**SET TASK**
Below is a block of records; return all of them exactly, but without the images.

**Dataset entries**
::::

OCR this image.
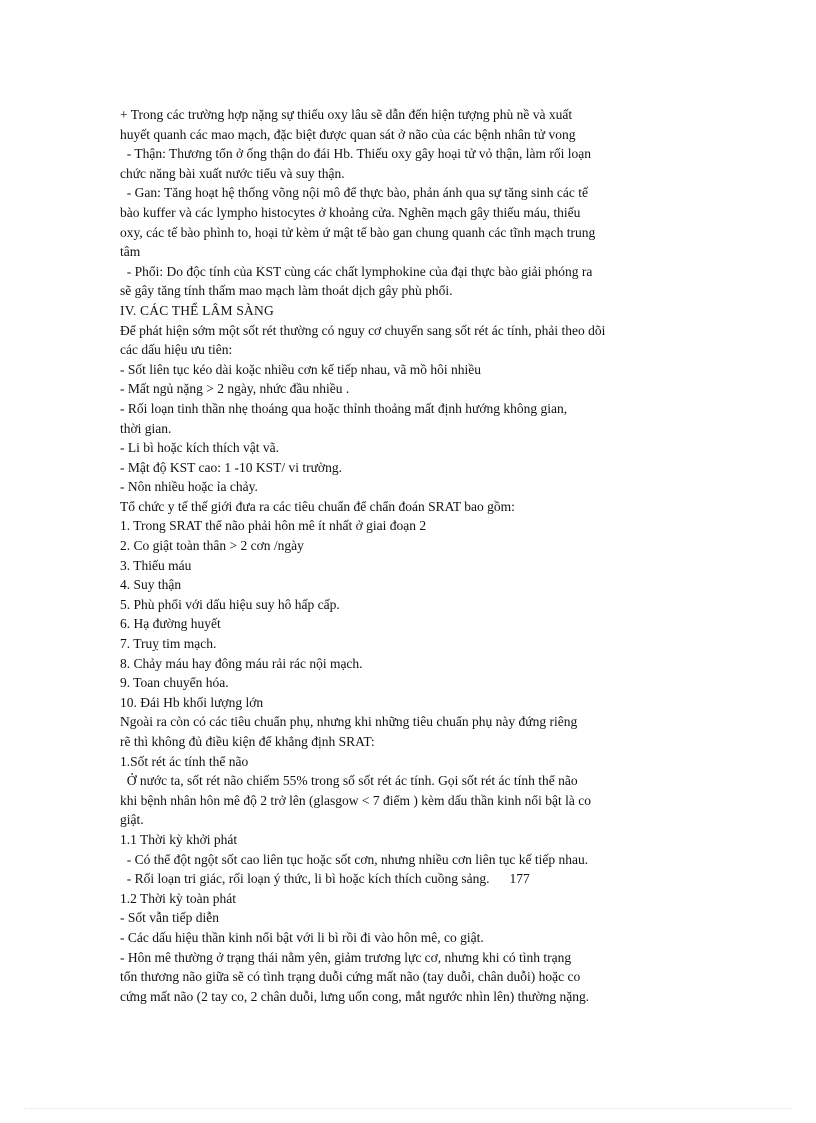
+ Trong các trường hợp nặng sự thiếu oxy lâu sẽ dẫn đến hiện tượng phù nề và xuất
huyết quanh các mao mạch, đặc biệt được quan sát ở não của các bệnh nhân tử vong
- Thận: Thương tổn ở ống thận do đái Hb. Thiếu oxy gây hoại tử vỏ thận, làm rối loạn
chức năng bài xuất nước tiểu và suy thận.
- Gan: Tăng hoạt hệ thống võng nội mô để thực bào, phản ánh qua sự tăng sinh các tế
bào kuffer và các lympho histocytes ở khoảng cửa. Nghẽn mạch gây thiếu máu, thiếu
oxy, các tế bào phình to, hoại tử kèm ứ mật tế bào gan chung quanh các tĩnh mạch trung
tâm
- Phổi: Do độc tính của KST cùng các chất lymphokine của đại thực bào giải phóng ra
sẽ gây tăng tính thấm mao mạch làm thoát dịch gây phù phổi.
IV. CÁC THỂ LÂM SÀNG
Để phát hiện sớm một sốt rét thường có nguy cơ chuyển sang sốt rét ác tính, phải theo dõi
các dấu hiệu ưu tiên:
- Sốt liên tục kéo dài koặc nhiều cơn kế tiếp nhau, vã mồ hôi nhiều
- Mất ngủ nặng > 2 ngày, nhức đầu nhiều .
- Rối loạn tinh thần nhẹ thoáng qua hoặc thỉnh thoảng mất định hướng không gian,
thời gian.
- Li bì hoặc kích thích vật vã.
- Mật độ KST cao: 1 -10 KST/ vi trường.
- Nôn nhiều hoặc ỉa chảy.
Tổ chức y tế thế giới đưa ra các tiêu chuẩn để chẩn đoán SRAT bao gồm:
1. Trong SRAT thể não phải hôn mê ít nhất ở giai đoạn 2
2. Co giật toàn thân > 2 cơn /ngày
3. Thiếu máu
4. Suy thận
5. Phù phổi với dấu hiệu suy hô hấp cấp.
6. Hạ đường huyết
7. Truỵ tim mạch.
8. Chảy máu hay đông máu rải rác nội mạch.
9. Toan chuyển hóa.
10. Đái Hb khối lượng lớn
Ngoài ra còn có các tiêu chuẩn phụ, nhưng khi những tiêu chuẩn phụ này đứng riêng
rẽ thì không đủ điều kiện để khẳng định SRAT:
1.Sốt rét ác tính thể não
Ở nước ta, sốt rét não chiếm 55% trong số sốt rét ác tính. Gọi sốt rét ác tính thể não
khi bệnh nhân hôn mê độ 2 trở lên (glasgow < 7 điểm ) kèm dấu thần kinh nổi bật là co
giật.
1.1 Thời kỳ khởi phát
- Có thể đột ngột sốt cao liên tục hoặc sốt cơn, nhưng nhiều cơn liên tục kế tiếp nhau.
- Rối loạn tri giác, rối loạn ý thức, li bì hoặc kích thích cuồng sảng. 177
1.2 Thời kỳ toàn phát
- Sốt vẫn tiếp diễn
- Các dấu hiệu thần kinh nổi bật với li bì rồi đi vào hôn mê, co giật.
- Hôn mê thường ở trạng thái nằm yên, giảm trương lực cơ, nhưng khi có tình trạng
tổn thương não giữa sẽ có tình trạng duỗi cứng mất não (tay duỗi, chân duỗi) hoặc co
cứng mất não (2 tay co, 2 chân duỗi, lưng uốn cong, mắt ngước nhìn lên) thường nặng.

::::

**ANSWER TO THE EXERCISE**
OCR this image.
+ Trong các trường hợp nặng sự thiếu oxy lâu sẽ dẫn đến hiện tượng phù nề và xuất
huyết quanh các mao mạch, đặc biệt được quan sát ở não của các bệnh nhân tử vong
- Thận: Thương tổn ở ống thận do đái Hb. Thiếu oxy gây hoại tử vỏ thận, làm rối loạn
chức năng bài xuất nước tiểu và suy thận.
- Gan: Tăng hoạt hệ thống võng nội mô để thực bào, phản ánh qua sự tăng sinh các tế
bào kuffer và các lympho histocytes ở khoảng cửa. Nghẽn mạch gây thiếu máu, thiếu
oxy, các tế bào phình to, hoại tử kèm ứ mật tế bào gan chung quanh các tĩnh mạch trung
tâm
- Phổi: Do độc tính của KST cùng các chất lymphokine của đại thực bào giải phóng ra
sẽ gây tăng tính thấm mao mạch làm thoát dịch gây phù phổi.
IV. CÁC THỂ LÂM SÀNG
Để phát hiện sớm một sốt rét thường có nguy cơ chuyển sang sốt rét ác tính, phải theo dõi
các dấu hiệu ưu tiên:
- Sốt liên tục kéo dài koặc nhiều cơn kế tiếp nhau, vã mồ hôi nhiều
- Mất ngủ nặng > 2 ngày, nhức đầu nhiều .
- Rối loạn tinh thần nhẹ thoáng qua hoặc thỉnh thoảng mất định hướng không gian,
thời gian.
- Li bì hoặc kích thích vật vã.
- Mật độ KST cao: 1 -10 KST/ vi trường.
- Nôn nhiều hoặc ỉa chảy.
Tổ chức y tế thế giới đưa ra các tiêu chuẩn để chẩn đoán SRAT bao gồm:
1. Trong SRAT thể não phải hôn mê ít nhất ở giai đoạn 2
2. Co giật toàn thân > 2 cơn /ngày
3. Thiếu máu
4. Suy thận
5. Phù phổi với dấu hiệu suy hô hấp cấp.
6. Hạ đường huyết
7. Truỵ tim mạch.
8. Chảy máu hay đông máu rải rác nội mạch.
9. Toan chuyển hóa.
10. Đái Hb khối lượng lớn
Ngoài ra còn có các tiêu chuẩn phụ, nhưng khi những tiêu chuẩn phụ này đứng riêng
rẽ thì không đủ điều kiện để khẳng định SRAT:
1.Sốt rét ác tính thể não
Ở nước ta, sốt rét não chiếm 55% trong số sốt rét ác tính. Gọi sốt rét ác tính thể não
khi bệnh nhân hôn mê độ 2 trở lên (glasgow < 7 điểm ) kèm dấu thần kinh nổi bật là co
giật.
1.1 Thời kỳ khởi phát
- Có thể đột ngột sốt cao liên tục hoặc sốt cơn, nhưng nhiều cơn liên tục kế tiếp nhau.
- Rối loạn tri giác, rối loạn ý thức, li bì hoặc kích thích cuồng sảng. 177
1.2 Thời kỳ toàn phát
- Sốt vẫn tiếp diễn
- Các dấu hiệu thần kinh nổi bật với li bì rồi đi vào hôn mê, co giật.
- Hôn mê thường ở trạng thái nằm yên, giảm trương lực cơ, nhưng khi có tình trạng
tổn thương não giữa sẽ có tình trạng duỗi cứng mất não (tay duỗi, chân duỗi) hoặc co
cứng mất não (2 tay co, 2 chân duỗi, lưng uốn cong, mắt ngước nhìn lên) thường nặng.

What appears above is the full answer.